What is needed
Reproduce the material below, replacing "Experienced" with "Reported" and leaving every other character as it is.

▬▬▬

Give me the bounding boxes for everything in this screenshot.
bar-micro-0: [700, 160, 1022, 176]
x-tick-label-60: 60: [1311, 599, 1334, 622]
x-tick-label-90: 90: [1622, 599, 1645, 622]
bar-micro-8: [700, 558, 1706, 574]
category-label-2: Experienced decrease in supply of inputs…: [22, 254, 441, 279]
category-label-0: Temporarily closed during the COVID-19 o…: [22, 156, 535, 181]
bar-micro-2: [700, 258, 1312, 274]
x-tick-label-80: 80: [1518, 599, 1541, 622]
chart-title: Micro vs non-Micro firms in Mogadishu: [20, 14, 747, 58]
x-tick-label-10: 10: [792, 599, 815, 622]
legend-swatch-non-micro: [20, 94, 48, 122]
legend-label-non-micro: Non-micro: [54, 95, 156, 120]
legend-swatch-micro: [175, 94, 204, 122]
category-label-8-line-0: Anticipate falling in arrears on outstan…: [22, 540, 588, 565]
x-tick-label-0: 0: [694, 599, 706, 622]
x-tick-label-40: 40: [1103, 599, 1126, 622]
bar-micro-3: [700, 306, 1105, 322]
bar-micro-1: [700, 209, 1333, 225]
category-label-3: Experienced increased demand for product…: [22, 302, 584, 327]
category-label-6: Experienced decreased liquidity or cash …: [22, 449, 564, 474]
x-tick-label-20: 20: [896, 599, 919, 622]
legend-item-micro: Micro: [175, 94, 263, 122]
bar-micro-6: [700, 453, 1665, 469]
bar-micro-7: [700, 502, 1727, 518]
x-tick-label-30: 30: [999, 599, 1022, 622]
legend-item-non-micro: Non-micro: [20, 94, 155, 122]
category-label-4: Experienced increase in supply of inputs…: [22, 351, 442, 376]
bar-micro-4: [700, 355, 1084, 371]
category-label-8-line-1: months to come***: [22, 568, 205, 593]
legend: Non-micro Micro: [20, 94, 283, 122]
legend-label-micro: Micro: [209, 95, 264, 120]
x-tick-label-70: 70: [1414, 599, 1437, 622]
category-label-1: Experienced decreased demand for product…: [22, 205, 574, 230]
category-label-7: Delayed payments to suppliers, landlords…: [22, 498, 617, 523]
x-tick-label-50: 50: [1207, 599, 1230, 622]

▬▬▬

Result of the task
Give me the bounding boxes for everything in this screenshot.
bar-micro-0: [700, 160, 1022, 176]
x-tick-label-60: 60: [1311, 599, 1334, 622]
x-tick-label-90: 90: [1622, 599, 1645, 622]
bar-micro-8: [700, 558, 1706, 574]
category-label-2: Reported decrease in supply of inputs…: [22, 254, 441, 279]
category-label-0: Temporarily closed during the COVID-19 o…: [22, 156, 535, 181]
bar-micro-2: [700, 258, 1312, 274]
x-tick-label-80: 80: [1518, 599, 1541, 622]
chart-title: Micro vs non-Micro firms in Mogadishu: [20, 14, 747, 58]
x-tick-label-10: 10: [792, 599, 815, 622]
legend-swatch-non-micro: [20, 94, 48, 122]
legend-label-non-micro: Non-micro: [54, 95, 156, 120]
legend-swatch-micro: [175, 94, 204, 122]
category-label-8-line-0: Anticipate falling in arrears on outstan…: [22, 540, 588, 565]
x-tick-label-0: 0: [694, 599, 706, 622]
x-tick-label-40: 40: [1103, 599, 1126, 622]
bar-micro-3: [700, 306, 1105, 322]
bar-micro-1: [700, 209, 1333, 225]
category-label-3: Reported increased demand for product…: [22, 302, 584, 327]
category-label-6: Reported decreased liquidity or cash …: [22, 449, 564, 474]
x-tick-label-20: 20: [896, 599, 919, 622]
legend-item-micro: Micro: [175, 94, 263, 122]
bar-micro-6: [700, 453, 1665, 469]
bar-micro-7: [700, 502, 1727, 518]
x-tick-label-30: 30: [999, 599, 1022, 622]
legend-item-non-micro: Non-micro: [20, 94, 155, 122]
category-label-4: Reported increase in supply of inputs…: [22, 351, 442, 376]
bar-micro-4: [700, 355, 1084, 371]
category-label-8-line-1: months to come***: [22, 568, 205, 593]
legend: Non-micro Micro: [20, 94, 283, 122]
legend-label-micro: Micro: [209, 95, 264, 120]
x-tick-label-70: 70: [1414, 599, 1437, 622]
category-label-1: Reported decreased demand for product…: [22, 205, 574, 230]
category-label-7: Delayed payments to suppliers, landlords…: [22, 498, 617, 523]
x-tick-label-50: 50: [1207, 599, 1230, 622]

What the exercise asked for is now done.